- WORK TO DO
Lines before the one containing "Give me a plain-text" are left out; copy that line and every later line through the end of the data exactly.

- GIVEN INFORMATION
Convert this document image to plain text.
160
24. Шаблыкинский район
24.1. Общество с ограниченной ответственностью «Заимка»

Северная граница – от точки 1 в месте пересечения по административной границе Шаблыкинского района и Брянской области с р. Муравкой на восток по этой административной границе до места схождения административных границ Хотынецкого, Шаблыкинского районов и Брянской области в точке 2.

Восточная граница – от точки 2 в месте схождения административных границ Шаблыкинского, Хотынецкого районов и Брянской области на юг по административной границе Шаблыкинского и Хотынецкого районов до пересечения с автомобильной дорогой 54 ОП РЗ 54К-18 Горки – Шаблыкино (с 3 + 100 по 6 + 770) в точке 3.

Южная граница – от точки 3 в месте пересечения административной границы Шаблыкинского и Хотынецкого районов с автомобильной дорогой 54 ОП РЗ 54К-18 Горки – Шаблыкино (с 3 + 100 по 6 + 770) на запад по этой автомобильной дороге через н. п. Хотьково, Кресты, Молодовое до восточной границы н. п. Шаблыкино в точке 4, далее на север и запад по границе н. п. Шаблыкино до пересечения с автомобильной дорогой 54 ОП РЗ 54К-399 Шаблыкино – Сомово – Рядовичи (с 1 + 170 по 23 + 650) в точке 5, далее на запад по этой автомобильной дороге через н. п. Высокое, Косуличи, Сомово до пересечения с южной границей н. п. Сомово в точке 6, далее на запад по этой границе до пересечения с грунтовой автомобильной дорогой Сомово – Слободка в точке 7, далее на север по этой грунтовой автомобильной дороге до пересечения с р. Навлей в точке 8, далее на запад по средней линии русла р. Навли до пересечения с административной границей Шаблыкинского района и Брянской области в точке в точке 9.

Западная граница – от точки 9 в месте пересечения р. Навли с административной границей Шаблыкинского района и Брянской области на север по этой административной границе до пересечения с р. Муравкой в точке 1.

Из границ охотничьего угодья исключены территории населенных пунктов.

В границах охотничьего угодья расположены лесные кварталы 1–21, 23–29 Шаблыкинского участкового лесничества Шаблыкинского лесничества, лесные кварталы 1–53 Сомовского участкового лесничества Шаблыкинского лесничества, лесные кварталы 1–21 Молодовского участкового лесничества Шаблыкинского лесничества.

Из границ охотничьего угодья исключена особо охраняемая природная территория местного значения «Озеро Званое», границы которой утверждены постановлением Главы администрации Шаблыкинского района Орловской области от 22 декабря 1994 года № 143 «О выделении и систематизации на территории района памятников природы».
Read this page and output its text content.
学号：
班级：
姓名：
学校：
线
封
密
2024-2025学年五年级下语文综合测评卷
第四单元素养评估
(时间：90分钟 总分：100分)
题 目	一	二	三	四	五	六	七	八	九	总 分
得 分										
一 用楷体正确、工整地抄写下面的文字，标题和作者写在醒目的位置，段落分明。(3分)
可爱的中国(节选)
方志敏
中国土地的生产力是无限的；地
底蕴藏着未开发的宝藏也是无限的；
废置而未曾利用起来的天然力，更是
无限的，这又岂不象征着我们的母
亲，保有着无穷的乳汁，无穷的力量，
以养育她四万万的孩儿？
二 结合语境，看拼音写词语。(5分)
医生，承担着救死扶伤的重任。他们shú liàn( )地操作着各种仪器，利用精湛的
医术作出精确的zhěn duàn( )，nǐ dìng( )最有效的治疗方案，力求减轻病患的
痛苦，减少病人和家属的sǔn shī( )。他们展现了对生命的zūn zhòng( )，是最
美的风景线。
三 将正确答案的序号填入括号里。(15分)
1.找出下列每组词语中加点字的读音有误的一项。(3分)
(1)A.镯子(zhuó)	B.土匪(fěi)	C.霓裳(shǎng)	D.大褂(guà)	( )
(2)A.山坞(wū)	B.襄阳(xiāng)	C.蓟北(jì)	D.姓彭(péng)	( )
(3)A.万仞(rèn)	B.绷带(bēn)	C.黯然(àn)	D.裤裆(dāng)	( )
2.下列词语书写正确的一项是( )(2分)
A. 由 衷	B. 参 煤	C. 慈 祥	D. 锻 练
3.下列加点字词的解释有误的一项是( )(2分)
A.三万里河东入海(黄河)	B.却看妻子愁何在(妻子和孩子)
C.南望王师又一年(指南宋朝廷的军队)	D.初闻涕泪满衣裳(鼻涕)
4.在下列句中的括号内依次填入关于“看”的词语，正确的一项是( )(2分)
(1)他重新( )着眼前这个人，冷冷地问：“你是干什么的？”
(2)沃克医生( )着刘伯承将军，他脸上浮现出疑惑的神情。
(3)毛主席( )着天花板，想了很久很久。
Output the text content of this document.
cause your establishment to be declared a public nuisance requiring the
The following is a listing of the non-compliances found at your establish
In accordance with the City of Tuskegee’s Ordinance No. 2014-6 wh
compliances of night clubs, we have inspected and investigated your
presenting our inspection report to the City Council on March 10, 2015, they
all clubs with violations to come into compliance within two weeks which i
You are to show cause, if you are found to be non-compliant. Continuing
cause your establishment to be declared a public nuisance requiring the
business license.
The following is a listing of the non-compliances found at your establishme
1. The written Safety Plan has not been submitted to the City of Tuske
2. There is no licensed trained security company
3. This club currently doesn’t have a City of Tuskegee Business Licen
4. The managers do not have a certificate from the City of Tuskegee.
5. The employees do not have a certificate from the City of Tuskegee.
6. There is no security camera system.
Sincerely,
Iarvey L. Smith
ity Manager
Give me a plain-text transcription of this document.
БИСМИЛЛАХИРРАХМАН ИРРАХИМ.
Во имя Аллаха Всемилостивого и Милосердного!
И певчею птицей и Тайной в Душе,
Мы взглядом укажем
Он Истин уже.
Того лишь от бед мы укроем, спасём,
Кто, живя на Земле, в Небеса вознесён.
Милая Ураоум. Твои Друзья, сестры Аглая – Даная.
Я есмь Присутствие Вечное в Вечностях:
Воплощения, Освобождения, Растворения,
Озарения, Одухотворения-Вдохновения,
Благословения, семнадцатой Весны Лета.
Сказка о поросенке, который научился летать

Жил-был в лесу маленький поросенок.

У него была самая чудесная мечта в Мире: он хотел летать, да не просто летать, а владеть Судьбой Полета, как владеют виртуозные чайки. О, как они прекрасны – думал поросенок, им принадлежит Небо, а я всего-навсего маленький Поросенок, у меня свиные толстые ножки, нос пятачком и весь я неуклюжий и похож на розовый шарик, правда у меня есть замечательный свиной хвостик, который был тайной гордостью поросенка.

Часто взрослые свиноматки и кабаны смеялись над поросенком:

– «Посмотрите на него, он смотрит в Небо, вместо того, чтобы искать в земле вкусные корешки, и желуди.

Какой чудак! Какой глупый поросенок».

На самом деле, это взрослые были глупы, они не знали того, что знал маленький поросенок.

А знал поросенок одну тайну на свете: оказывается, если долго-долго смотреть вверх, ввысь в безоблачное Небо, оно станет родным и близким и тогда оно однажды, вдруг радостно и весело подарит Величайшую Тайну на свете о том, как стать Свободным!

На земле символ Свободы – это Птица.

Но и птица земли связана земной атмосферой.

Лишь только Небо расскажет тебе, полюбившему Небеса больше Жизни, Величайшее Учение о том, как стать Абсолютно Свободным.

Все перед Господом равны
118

- ANSWER
Give me a plain-text transcription of this document.
БИСМИЛЛАХИРРАХМАН ИРРАХИМ.
Во имя Аллаха Всемилостивого и Милосердного!
И певчею птицей и Тайной в Душе,
Мы взглядом укажем
Он Истин уже.
Того лишь от бед мы укроем, спасём,
Кто, живя на Земле, в Небеса вознесён.
Милая Ураоум. Твои Друзья, сестры Аглая – Даная.
Я есмь Присутствие Вечное в Вечностях:
Воплощения, Освобождения, Растворения,
Озарения, Одухотворения-Вдохновения,
Благословения, семнадцатой Весны Лета.
Сказка о поросенке, который научился летать

Жил-был в лесу маленький поросенок.

У него была самая чудесная мечта в Мире: он хотел летать, да не просто летать, а владеть Судьбой Полета, как владеют виртуозные чайки. О, как они прекрасны – думал поросенок, им принадлежит Небо, а я всего-навсего маленький Поросенок, у меня свиные толстые ножки, нос пятачком и весь я неуклюжий и похож на розовый шарик, правда у меня есть замечательный свиной хвостик, который был тайной гордостью поросенка.

Часто взрослые свиноматки и кабаны смеялись над поросенком:

– «Посмотрите на него, он смотрит в Небо, вместо того, чтобы искать в земле вкусные корешки, и желуди.

Какой чудак! Какой глупый поросенок».

На самом деле, это взрослые были глупы, они не знали того, что знал маленький поросенок.

А знал поросенок одну тайну на свете: оказывается, если долго-долго смотреть вверх, ввысь в безоблачное Небо, оно станет родным и близким и тогда оно однажды, вдруг радостно и весело подарит Величайшую Тайну на свете о том, как стать Свободным!

На земле символ Свободы – это Птица.

Но и птица земли связана земной атмосферой.

Лишь только Небо расскажет тебе, полюбившему Небеса больше Жизни, Величайшее Учение о том, как стать Абсолютно Свободным.

Все перед Господом равны
118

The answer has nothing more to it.